Exercise directions: Go through the material and tally the lines containing the string "Games". Give the total alone.

[Data records]
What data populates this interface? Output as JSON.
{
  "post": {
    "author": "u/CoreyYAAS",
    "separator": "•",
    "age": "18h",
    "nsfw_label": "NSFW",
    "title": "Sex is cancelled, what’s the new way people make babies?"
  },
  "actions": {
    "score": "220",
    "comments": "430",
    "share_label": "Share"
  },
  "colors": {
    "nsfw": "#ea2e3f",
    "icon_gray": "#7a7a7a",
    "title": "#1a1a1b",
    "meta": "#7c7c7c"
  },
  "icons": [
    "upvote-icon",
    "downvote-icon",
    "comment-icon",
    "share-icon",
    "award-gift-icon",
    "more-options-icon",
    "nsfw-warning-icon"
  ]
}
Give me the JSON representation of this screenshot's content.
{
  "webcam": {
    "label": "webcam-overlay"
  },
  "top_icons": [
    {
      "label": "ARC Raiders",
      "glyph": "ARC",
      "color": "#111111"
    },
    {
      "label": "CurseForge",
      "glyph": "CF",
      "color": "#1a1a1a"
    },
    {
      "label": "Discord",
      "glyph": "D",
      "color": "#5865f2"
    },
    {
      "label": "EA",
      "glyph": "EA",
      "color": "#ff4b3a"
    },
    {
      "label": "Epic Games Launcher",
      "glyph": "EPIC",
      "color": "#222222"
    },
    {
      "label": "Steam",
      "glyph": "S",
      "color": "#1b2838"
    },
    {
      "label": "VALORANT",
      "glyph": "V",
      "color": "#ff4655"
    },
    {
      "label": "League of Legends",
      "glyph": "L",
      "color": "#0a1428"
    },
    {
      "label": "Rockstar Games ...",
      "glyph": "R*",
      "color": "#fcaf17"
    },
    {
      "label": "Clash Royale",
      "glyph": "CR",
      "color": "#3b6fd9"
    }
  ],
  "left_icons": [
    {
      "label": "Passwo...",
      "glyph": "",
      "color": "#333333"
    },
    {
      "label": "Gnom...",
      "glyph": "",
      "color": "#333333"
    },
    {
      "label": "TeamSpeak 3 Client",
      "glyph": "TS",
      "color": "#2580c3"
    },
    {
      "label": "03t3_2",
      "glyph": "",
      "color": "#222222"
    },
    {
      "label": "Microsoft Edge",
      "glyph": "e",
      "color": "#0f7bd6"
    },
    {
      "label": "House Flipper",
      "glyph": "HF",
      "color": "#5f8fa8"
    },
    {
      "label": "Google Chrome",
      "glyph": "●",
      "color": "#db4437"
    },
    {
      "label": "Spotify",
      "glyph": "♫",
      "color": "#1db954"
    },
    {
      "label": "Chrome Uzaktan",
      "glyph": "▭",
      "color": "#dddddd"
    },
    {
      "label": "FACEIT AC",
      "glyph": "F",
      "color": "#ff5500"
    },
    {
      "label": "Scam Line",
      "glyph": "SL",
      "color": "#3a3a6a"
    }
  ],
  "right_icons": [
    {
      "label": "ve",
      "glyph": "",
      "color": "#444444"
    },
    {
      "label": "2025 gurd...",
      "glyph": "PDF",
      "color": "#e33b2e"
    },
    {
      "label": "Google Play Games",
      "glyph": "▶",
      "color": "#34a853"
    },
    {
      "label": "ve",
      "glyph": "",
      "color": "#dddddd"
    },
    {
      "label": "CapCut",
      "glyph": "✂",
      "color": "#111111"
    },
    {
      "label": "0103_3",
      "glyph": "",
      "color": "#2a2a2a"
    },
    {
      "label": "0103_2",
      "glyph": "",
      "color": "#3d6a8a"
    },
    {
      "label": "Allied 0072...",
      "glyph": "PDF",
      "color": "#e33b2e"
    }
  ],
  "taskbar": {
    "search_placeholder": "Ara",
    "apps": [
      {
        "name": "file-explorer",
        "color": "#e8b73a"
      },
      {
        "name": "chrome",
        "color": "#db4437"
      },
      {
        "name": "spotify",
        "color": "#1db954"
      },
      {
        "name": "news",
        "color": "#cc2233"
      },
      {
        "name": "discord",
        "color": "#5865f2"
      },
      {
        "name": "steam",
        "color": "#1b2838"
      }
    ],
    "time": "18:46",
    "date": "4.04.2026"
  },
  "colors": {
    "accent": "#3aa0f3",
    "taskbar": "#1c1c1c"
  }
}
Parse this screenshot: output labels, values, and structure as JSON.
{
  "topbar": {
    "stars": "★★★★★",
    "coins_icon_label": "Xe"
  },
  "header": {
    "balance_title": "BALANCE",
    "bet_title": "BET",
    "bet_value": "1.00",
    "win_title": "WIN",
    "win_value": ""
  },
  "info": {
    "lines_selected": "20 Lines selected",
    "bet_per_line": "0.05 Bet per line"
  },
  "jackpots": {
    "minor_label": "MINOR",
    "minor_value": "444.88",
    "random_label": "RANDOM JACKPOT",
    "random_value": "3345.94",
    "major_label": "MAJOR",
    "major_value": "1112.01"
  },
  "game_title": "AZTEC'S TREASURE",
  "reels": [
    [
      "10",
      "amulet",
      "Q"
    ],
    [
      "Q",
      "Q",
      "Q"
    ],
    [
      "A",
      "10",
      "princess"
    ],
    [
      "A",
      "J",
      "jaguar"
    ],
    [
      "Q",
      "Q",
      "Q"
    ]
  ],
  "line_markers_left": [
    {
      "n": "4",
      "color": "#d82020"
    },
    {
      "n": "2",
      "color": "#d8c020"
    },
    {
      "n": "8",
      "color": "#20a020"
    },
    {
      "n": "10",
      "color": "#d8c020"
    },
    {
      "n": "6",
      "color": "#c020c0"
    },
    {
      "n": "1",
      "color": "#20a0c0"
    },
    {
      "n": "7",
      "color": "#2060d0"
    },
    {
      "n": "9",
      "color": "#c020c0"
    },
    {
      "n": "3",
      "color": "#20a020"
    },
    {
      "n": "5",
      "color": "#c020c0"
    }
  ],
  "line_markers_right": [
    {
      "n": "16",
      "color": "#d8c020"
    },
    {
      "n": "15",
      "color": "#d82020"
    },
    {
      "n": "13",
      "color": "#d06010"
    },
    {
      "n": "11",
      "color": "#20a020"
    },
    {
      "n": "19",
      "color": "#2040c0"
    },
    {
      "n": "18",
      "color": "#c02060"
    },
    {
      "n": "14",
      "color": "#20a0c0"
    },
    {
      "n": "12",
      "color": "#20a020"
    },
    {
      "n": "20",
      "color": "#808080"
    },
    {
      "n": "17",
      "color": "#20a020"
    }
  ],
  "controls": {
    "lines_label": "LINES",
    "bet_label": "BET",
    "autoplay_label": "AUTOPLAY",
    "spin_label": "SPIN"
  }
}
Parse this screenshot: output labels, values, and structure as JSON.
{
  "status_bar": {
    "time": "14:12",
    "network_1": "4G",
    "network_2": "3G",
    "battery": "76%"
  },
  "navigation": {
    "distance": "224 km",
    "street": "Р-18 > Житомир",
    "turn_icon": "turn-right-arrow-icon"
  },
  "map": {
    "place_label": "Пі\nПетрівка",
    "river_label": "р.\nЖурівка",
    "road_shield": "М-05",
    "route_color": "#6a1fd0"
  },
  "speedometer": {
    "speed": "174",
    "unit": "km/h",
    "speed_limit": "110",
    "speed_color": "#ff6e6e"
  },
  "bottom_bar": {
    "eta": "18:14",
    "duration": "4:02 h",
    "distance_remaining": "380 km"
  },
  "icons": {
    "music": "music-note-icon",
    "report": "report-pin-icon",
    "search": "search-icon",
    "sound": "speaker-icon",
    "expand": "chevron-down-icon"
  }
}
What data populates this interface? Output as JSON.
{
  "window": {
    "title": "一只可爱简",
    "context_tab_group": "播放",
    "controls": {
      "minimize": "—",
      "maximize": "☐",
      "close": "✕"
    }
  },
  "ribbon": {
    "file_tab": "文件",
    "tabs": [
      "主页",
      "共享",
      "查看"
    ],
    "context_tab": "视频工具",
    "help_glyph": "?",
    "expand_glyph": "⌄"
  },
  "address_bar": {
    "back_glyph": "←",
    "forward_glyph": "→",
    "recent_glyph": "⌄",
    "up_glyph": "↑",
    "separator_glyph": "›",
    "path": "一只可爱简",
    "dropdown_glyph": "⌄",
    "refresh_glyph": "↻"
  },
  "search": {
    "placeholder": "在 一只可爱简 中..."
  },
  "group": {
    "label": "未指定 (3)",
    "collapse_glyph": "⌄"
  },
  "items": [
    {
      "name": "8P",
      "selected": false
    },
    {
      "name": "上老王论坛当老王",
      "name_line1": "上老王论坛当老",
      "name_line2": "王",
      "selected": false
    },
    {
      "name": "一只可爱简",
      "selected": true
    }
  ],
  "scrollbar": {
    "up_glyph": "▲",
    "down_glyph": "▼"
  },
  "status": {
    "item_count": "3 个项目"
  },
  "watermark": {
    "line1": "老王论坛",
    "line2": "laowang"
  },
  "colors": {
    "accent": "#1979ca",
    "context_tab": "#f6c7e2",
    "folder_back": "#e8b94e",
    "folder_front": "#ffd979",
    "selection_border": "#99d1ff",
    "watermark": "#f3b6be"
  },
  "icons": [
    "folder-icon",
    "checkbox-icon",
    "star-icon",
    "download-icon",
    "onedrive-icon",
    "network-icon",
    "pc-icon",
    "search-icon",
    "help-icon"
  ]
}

Finished exercise: 3